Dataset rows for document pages
____

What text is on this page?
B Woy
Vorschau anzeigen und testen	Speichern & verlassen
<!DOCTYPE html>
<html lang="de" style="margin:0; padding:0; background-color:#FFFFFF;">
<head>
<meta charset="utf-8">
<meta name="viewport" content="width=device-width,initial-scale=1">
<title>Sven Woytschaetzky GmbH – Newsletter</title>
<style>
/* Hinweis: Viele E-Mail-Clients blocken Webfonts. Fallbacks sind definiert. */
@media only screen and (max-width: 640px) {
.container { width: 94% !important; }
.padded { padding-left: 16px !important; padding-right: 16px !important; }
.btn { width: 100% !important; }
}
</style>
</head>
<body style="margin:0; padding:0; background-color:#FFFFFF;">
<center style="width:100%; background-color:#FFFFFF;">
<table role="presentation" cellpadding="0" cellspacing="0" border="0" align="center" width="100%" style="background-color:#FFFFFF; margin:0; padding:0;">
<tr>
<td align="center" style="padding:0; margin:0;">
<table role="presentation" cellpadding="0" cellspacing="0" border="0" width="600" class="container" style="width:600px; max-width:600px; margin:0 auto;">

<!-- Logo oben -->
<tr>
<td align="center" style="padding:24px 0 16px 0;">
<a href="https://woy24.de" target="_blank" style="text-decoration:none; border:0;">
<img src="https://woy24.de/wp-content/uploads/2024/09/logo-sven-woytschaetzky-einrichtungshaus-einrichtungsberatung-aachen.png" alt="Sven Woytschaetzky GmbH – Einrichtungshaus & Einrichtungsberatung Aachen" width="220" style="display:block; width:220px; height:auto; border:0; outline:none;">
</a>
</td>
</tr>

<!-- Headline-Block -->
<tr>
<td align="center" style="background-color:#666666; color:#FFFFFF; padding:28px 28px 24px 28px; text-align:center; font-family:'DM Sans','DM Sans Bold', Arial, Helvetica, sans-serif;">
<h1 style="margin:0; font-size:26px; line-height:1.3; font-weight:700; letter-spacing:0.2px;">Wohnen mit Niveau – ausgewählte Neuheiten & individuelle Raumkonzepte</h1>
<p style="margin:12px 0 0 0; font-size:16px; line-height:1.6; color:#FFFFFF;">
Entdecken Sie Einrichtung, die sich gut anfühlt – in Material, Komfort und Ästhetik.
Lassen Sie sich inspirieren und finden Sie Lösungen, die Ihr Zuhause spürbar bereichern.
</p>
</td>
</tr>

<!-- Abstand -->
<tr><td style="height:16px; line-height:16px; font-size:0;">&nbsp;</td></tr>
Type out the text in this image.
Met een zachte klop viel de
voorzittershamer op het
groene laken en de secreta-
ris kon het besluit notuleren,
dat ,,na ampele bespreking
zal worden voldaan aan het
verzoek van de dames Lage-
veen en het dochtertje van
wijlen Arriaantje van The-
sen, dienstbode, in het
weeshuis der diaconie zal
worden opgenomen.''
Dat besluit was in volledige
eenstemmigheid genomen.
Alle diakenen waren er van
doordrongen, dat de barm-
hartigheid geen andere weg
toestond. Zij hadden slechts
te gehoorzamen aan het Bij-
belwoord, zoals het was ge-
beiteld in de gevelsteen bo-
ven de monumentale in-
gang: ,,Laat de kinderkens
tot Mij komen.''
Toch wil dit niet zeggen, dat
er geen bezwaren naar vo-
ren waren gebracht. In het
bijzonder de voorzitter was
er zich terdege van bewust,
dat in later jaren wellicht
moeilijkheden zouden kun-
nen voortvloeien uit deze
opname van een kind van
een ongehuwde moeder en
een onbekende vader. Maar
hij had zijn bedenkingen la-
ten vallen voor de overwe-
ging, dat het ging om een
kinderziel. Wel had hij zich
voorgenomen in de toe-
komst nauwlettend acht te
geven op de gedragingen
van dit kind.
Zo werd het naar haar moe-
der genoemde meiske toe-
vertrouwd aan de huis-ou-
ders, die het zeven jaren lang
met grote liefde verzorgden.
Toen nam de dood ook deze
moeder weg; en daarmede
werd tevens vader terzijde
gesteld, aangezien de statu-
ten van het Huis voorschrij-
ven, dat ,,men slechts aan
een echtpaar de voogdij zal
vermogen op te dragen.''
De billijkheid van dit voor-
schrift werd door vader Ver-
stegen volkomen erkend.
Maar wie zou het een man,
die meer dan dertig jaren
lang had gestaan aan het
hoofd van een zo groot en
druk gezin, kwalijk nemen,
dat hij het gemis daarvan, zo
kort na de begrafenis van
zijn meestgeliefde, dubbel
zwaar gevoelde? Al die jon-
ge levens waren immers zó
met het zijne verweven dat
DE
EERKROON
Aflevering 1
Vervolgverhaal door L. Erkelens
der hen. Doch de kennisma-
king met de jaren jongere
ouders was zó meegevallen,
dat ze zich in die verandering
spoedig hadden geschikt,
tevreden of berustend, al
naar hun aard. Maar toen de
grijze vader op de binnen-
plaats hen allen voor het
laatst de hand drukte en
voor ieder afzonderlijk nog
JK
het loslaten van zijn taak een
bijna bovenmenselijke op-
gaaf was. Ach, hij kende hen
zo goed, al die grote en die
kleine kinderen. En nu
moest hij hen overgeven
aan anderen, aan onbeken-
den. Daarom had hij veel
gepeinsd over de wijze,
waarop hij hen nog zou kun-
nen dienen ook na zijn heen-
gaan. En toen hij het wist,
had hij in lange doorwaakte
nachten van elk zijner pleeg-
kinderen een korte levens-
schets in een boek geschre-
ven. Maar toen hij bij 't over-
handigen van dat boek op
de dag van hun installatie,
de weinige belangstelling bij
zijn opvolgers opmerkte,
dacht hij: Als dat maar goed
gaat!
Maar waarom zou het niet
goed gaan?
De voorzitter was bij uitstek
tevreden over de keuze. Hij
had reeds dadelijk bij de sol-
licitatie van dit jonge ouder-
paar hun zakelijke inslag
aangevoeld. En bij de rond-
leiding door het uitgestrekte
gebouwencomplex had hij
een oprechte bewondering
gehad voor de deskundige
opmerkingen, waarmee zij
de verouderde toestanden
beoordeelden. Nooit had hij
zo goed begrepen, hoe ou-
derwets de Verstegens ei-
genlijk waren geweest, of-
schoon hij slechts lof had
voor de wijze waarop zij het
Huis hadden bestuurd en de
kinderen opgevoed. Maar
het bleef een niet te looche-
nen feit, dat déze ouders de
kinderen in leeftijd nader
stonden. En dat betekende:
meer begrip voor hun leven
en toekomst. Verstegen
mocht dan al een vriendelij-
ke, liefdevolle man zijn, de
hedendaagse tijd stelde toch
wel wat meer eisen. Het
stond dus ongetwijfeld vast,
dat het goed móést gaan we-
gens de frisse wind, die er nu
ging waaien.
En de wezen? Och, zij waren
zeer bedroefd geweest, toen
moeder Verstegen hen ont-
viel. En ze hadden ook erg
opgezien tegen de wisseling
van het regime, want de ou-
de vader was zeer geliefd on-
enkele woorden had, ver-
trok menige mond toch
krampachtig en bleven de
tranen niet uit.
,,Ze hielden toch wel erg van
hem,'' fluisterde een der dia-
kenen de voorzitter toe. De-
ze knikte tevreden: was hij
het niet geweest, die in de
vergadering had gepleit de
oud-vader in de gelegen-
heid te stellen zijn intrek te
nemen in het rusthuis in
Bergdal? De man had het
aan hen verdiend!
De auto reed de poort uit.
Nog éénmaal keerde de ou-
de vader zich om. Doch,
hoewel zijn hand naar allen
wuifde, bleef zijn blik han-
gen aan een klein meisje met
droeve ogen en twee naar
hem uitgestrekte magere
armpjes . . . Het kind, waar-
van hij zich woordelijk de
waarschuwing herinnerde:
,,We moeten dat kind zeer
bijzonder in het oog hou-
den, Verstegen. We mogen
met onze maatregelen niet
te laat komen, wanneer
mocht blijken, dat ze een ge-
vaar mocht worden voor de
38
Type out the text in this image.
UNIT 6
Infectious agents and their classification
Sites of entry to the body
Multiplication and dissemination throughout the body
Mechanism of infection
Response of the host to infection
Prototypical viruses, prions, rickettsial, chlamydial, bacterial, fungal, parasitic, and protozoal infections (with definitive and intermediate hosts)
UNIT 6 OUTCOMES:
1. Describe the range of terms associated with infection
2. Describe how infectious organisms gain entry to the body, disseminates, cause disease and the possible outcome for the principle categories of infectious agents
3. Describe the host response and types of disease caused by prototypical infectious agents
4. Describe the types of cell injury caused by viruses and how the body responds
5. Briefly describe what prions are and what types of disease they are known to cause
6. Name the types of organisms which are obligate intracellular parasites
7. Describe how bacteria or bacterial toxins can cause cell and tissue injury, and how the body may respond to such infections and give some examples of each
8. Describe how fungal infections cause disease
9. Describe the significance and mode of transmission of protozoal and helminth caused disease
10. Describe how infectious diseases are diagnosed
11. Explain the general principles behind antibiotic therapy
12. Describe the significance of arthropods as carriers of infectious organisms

____

§ WHAT YOU NEED TO DO: In the data above, tally the lines that contain the string "waarop" and give that figure alone.

§ SOLVED EXERCISE: 2